### Consigne
Mettez à jour le texte sur le langage dans les psychoses en partant de « -La signification, qui » et en allant jusqu'à « une autre signification. », puis remplacez « diachronique » par « successive ».

L’Autre étant exclu, il n’y a pas de vérité derrière et le sujet est perplexe pendant une longue période, avant de tenter de restituer un ordre que nous dirons délirant. Elle ne peut, dans un premier temps, parler que par allusion, car elle ne sait pas ce qu'elle dit d'elle même.
"Qui vient de chez le charcutier? Un cochon découpé. Elle ne sait pas qu'elle le dit, mais elle le dit quand même. Cet autre à qui elle parle, elle lui dit d'elle même- Moi, la truie, je viens de chez le charcutier, je suis disjointe, corps morcelé, membra disjecta, délirante et mon monde s'en va en morceaux, comme moi-même." (Sem. III-les psychoses P.64)

Maintenant, pour nous situer au niveau du langage nous pouvons nous servir des trois termes qu'utilise Lacan: le symbolique, l’imaginaire et le réel.

Le discours concret, c'est le langage réel.
le symbolique et l'imaginaire articulent la structure du langage.
-Le matériel signifiant, c'est le symbolique.
-La signification, qui renvoie toujours à une autre signification est de l'ordre de l'imaginaire.
A partir de là, le sujet constitue un discours concret.
Il y a un ensemble synchronique qui est la langue, et ce qui se passe de façon diachronique, c'est à dire dans le temps, c'est le discours.
Dans le parler délirant, certains éléments du signifiant s'isolent, s'alourdissent, prennent une forme d'inertie particulière et se chargent d'une signification tout court, ne renvoyant pas comme habituellement à une autre signification.
Cela est particulièrement frappant dans le livre de Schreber: adjonction de nerfs, assassinat d'âmes en sont deux exemples.
Ces mots qui ont pris un poids particulier, Lacan en dit qu'ils ont subi une érotisation.
L'injure, comme le mot d'amour est une rupture du système du langage- "Truie" en est l'exemple.
Nous avons vu que la patiente parle par allusion: "Je viens de chez le charcutier"- Quand elle dit: "vous comprenez" celà veut dire qu'elle même n'est pas très sûre de la signification et qu'elle renvoie à la signification comme ineffable... la sienne, son morcelage personnel.
La parole réelle, apparaît, en un autre point du champ, en l'autre, la marionnette en tant qu'élément du monde extérieur.

Et pour donner une autre illustration à propos de ce qu'il en est de ce surgissement nous prendrons l'exemple de l'hallucination visuelle de "l'homme aux loups", que nous trouvons dans les cinq psychanalyses de Freud.

Entrées du jeu de données
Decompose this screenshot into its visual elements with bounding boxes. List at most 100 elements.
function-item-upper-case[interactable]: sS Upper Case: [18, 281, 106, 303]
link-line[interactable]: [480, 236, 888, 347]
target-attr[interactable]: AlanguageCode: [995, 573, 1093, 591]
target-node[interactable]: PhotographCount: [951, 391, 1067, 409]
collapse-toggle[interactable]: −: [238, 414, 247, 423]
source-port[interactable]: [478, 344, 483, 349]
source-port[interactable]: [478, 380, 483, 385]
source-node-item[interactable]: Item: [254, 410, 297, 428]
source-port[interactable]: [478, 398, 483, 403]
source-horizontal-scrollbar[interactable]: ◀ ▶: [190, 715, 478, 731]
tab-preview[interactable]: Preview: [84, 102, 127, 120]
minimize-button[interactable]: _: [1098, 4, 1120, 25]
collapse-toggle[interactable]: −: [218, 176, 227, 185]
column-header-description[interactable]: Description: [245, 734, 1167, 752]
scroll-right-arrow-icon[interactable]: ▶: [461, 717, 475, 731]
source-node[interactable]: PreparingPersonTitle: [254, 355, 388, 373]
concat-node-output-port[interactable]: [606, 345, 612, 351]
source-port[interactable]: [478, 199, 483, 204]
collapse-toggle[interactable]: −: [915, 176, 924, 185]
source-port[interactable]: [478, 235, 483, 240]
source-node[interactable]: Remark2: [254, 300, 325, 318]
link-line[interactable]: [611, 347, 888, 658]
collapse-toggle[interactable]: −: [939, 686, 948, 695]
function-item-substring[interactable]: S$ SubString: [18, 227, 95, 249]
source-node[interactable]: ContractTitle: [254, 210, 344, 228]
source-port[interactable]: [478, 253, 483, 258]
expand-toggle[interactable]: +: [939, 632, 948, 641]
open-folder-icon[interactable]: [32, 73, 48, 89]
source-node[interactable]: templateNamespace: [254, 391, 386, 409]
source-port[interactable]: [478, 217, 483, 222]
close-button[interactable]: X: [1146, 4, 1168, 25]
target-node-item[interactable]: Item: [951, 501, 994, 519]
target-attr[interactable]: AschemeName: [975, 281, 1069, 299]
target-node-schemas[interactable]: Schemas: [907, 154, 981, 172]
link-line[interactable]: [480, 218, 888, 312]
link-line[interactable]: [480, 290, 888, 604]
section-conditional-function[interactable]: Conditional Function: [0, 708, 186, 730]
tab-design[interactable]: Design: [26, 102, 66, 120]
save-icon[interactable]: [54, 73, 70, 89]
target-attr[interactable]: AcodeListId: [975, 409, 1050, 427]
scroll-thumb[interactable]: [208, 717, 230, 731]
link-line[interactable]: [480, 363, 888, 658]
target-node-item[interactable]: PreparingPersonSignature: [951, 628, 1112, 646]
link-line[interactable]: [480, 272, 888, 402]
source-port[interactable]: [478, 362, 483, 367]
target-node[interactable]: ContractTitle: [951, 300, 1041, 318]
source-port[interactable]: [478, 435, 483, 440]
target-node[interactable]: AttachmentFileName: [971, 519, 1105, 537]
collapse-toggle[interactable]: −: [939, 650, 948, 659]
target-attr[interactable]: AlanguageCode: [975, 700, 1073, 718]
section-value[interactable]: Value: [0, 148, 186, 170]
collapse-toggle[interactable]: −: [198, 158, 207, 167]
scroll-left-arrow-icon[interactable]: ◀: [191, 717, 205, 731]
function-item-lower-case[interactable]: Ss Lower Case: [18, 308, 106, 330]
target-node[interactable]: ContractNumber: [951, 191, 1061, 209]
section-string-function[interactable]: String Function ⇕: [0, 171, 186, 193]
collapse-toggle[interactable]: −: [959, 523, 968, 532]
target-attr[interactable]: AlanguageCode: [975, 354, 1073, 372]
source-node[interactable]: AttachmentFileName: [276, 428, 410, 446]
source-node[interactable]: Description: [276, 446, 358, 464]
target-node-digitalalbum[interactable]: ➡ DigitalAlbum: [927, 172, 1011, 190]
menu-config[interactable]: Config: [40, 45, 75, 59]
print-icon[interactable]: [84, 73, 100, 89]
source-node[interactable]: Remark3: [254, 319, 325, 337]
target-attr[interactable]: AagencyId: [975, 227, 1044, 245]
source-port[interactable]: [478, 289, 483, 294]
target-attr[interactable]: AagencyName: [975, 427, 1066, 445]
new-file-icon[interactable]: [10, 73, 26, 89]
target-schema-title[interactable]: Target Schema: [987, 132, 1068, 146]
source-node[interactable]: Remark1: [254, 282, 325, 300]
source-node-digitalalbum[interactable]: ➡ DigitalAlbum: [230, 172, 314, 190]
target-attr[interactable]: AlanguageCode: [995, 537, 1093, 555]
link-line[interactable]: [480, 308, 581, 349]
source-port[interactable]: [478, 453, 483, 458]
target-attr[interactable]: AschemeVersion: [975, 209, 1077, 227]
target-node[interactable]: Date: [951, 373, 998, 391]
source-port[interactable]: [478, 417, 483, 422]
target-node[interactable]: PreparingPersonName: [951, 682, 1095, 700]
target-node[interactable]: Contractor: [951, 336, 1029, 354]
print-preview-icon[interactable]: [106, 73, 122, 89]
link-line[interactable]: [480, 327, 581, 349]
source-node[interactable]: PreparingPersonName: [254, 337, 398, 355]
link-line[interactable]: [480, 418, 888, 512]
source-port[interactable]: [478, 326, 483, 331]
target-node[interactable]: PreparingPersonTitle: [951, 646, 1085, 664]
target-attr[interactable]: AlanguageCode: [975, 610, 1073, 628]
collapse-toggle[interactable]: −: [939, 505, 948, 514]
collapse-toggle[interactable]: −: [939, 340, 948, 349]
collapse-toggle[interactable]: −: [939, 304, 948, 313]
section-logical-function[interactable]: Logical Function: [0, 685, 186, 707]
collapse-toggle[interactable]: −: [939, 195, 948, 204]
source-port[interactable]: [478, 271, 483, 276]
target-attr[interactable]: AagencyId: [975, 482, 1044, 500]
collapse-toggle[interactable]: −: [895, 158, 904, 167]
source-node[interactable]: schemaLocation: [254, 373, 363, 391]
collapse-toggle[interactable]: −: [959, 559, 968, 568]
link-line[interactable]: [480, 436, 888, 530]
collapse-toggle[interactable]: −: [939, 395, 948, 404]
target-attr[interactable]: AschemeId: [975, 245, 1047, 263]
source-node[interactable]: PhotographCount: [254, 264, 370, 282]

### Corrigé
-La signification, qui renvoie toujours à une autre signification est de l'ordre de l'imaginaire.
A partir de là, le sujet constitue un discours concret.
Il y a un ensemble synchronique qui est la langue, et ce qui se passe de façon successive, c'est à dire dans le temps, c'est le discours.
Dans le parler délirant, certains éléments du signifiant s'isolent, s'alourdissent, prennent une forme d'inertie particulière et se chargent d'une signification tout court, ne renvoyant pas comme habituellement à une autre signification.